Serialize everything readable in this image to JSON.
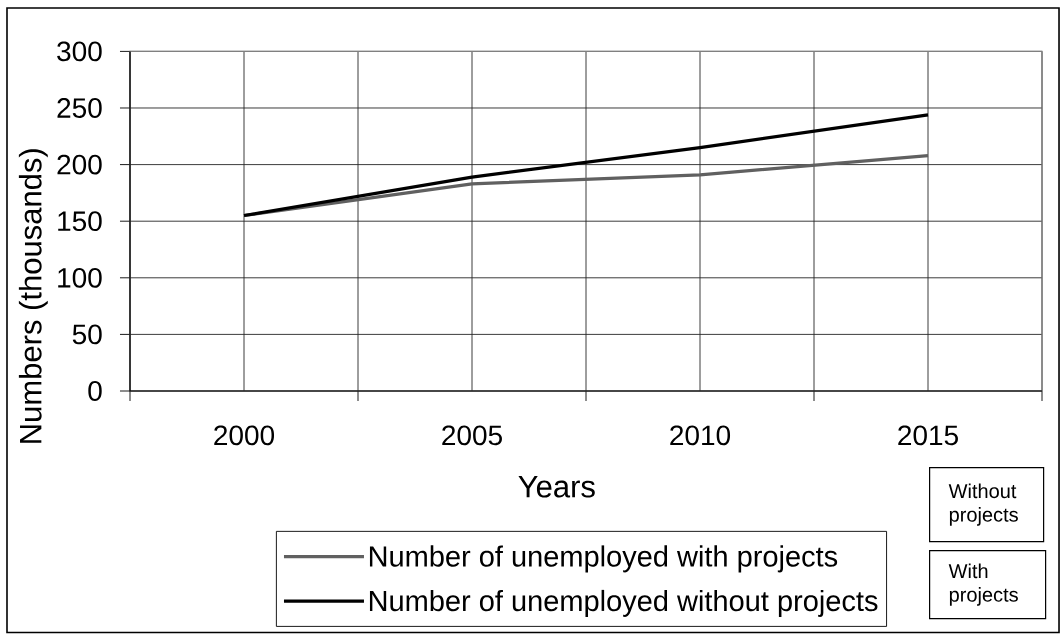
{
  "chart_data": {
    "type": "line",
    "categories": [
      "2000",
      "2005",
      "2010",
      "2015"
    ],
    "series": [
      {
        "name": "Number of unemployed with projects",
        "color": "#606060",
        "values": [
          155,
          183,
          191,
          208
        ]
      },
      {
        "name": "Number of unemployed without projects",
        "color": "#000000",
        "values": [
          155,
          189,
          215,
          244
        ]
      }
    ],
    "xlabel": "Years",
    "ylabel": "Numbers (thousands)",
    "ylim": [
      0,
      300
    ],
    "yticks": [
      0,
      50,
      100,
      150,
      200,
      250,
      300
    ],
    "grid": true,
    "legend": "bottom",
    "marker": "none",
    "annotations": [
      "Without projects",
      "With projects"
    ]
  }
}
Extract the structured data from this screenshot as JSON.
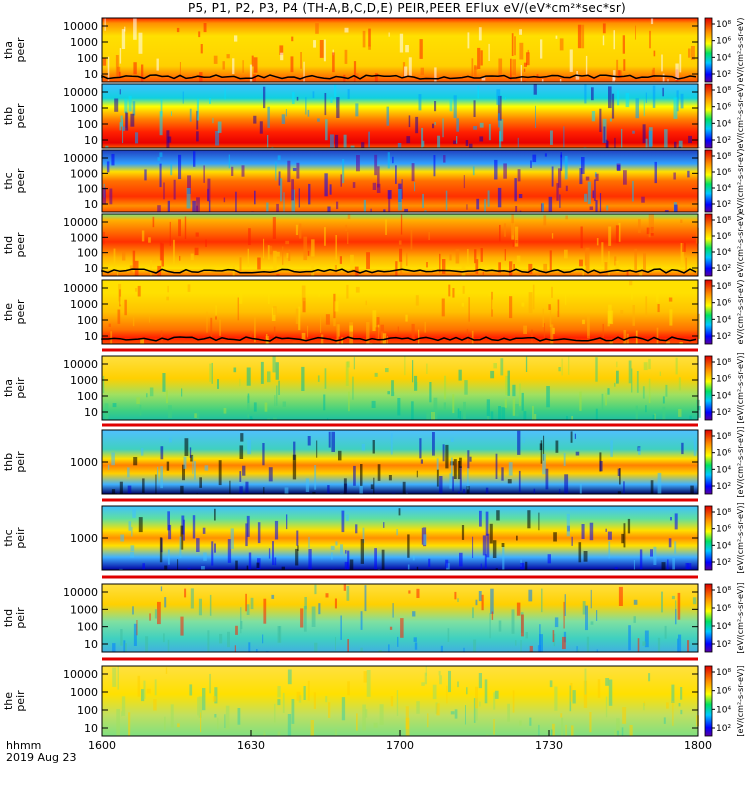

☆ ☆ ☆

Quote the listing above in full, except for the pictures.

Serialize everything readable in this image to JSON.
{
  "chart_data": {
    "type": "line",
    "categories": [
      "2000",
      "2005",
      "2010",
      "2015"
    ],
    "series": [
      {
        "name": "Number of unemployed with projects",
        "color": "#606060",
        "values": [
          155,
          183,
          191,
          208
        ]
      },
      {
        "name": "Number of unemployed without projects",
        "color": "#000000",
        "values": [
          155,
          189,
          215,
          244
        ]
      }
    ],
    "xlabel": "Years",
    "ylabel": "Numbers (thousands)",
    "ylim": [
      0,
      300
    ],
    "yticks": [
      0,
      50,
      100,
      150,
      200,
      250,
      300
    ],
    "grid": true,
    "legend": "bottom",
    "marker": "none",
    "annotations": [
      "Without projects",
      "With projects"
    ]
  }
}
Extract the structured data from this screenshot as JSON.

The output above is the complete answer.